EXERCISE: Every record that follows must be duplicated exactly, with images left out.

'''

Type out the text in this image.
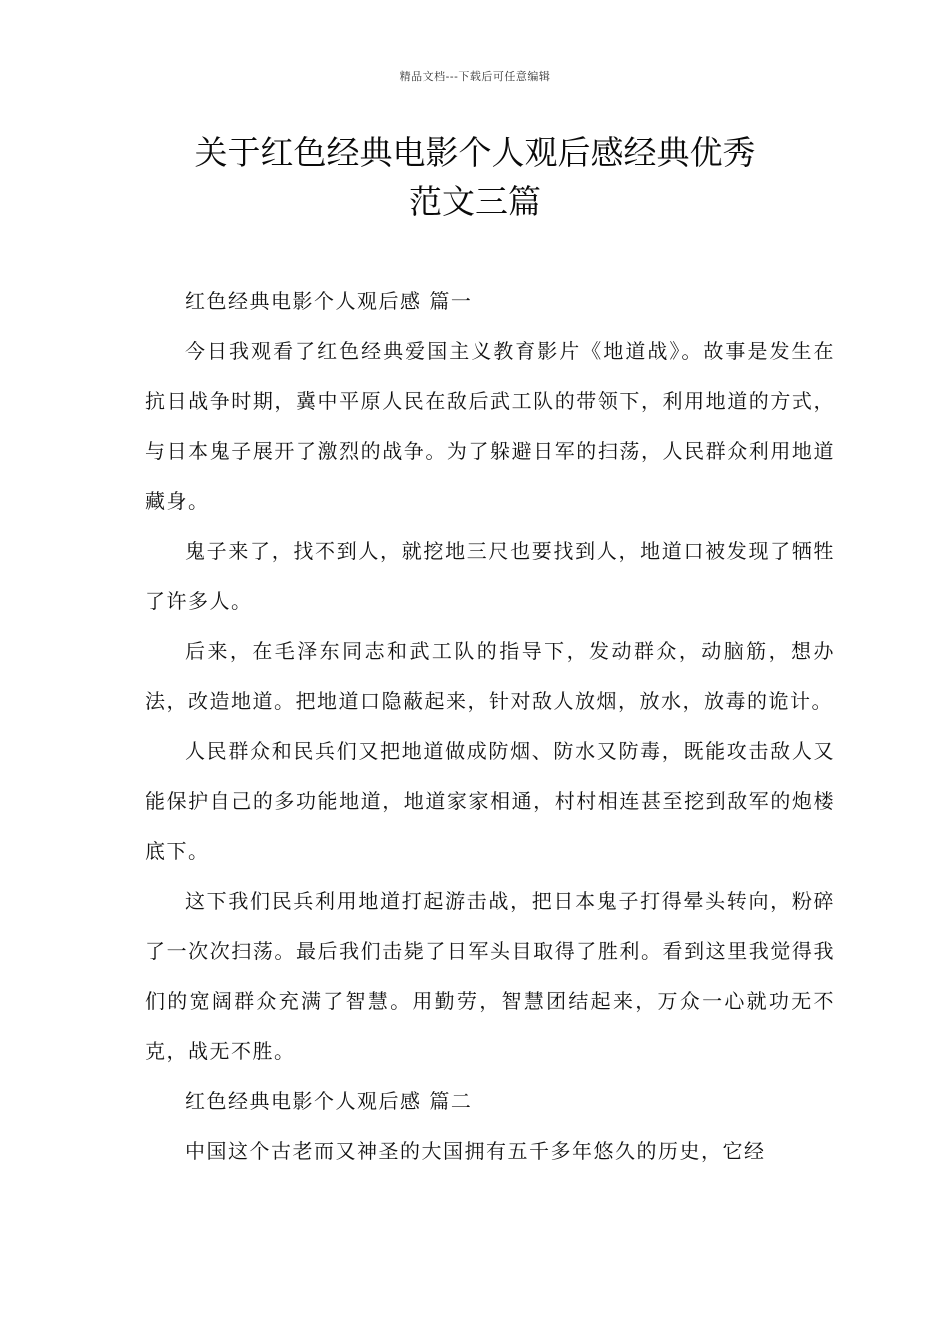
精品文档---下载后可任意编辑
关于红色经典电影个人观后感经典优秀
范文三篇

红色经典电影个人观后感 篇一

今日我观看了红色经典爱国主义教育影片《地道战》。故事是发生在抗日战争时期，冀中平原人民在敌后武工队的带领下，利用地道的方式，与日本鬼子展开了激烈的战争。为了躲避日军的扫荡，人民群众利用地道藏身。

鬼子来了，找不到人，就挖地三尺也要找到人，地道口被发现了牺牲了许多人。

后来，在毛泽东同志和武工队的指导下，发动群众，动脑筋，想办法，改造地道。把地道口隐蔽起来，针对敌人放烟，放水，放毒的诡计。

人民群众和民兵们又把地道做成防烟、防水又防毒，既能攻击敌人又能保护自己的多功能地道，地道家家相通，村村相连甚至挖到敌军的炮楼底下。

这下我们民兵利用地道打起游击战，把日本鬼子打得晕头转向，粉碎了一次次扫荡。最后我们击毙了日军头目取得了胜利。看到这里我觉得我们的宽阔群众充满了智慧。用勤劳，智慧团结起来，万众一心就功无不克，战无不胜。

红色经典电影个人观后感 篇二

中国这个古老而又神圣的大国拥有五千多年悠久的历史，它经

'''

TASK RESULT:
Type out the text in this image.
精品文档---下载后可任意编辑
关于红色经典电影个人观后感经典优秀
范文三篇

红色经典电影个人观后感 篇一

今日我观看了红色经典爱国主义教育影片《地道战》。故事是发生在抗日战争时期，冀中平原人民在敌后武工队的带领下，利用地道的方式，与日本鬼子展开了激烈的战争。为了躲避日军的扫荡，人民群众利用地道藏身。

鬼子来了，找不到人，就挖地三尺也要找到人，地道口被发现了牺牲了许多人。

后来，在毛泽东同志和武工队的指导下，发动群众，动脑筋，想办法，改造地道。把地道口隐蔽起来，针对敌人放烟，放水，放毒的诡计。

人民群众和民兵们又把地道做成防烟、防水又防毒，既能攻击敌人又能保护自己的多功能地道，地道家家相通，村村相连甚至挖到敌军的炮楼底下。

这下我们民兵利用地道打起游击战，把日本鬼子打得晕头转向，粉碎了一次次扫荡。最后我们击毙了日军头目取得了胜利。看到这里我觉得我们的宽阔群众充满了智慧。用勤劳，智慧团结起来，万众一心就功无不克，战无不胜。

红色经典电影个人观后感 篇二

中国这个古老而又神圣的大国拥有五千多年悠久的历史，它经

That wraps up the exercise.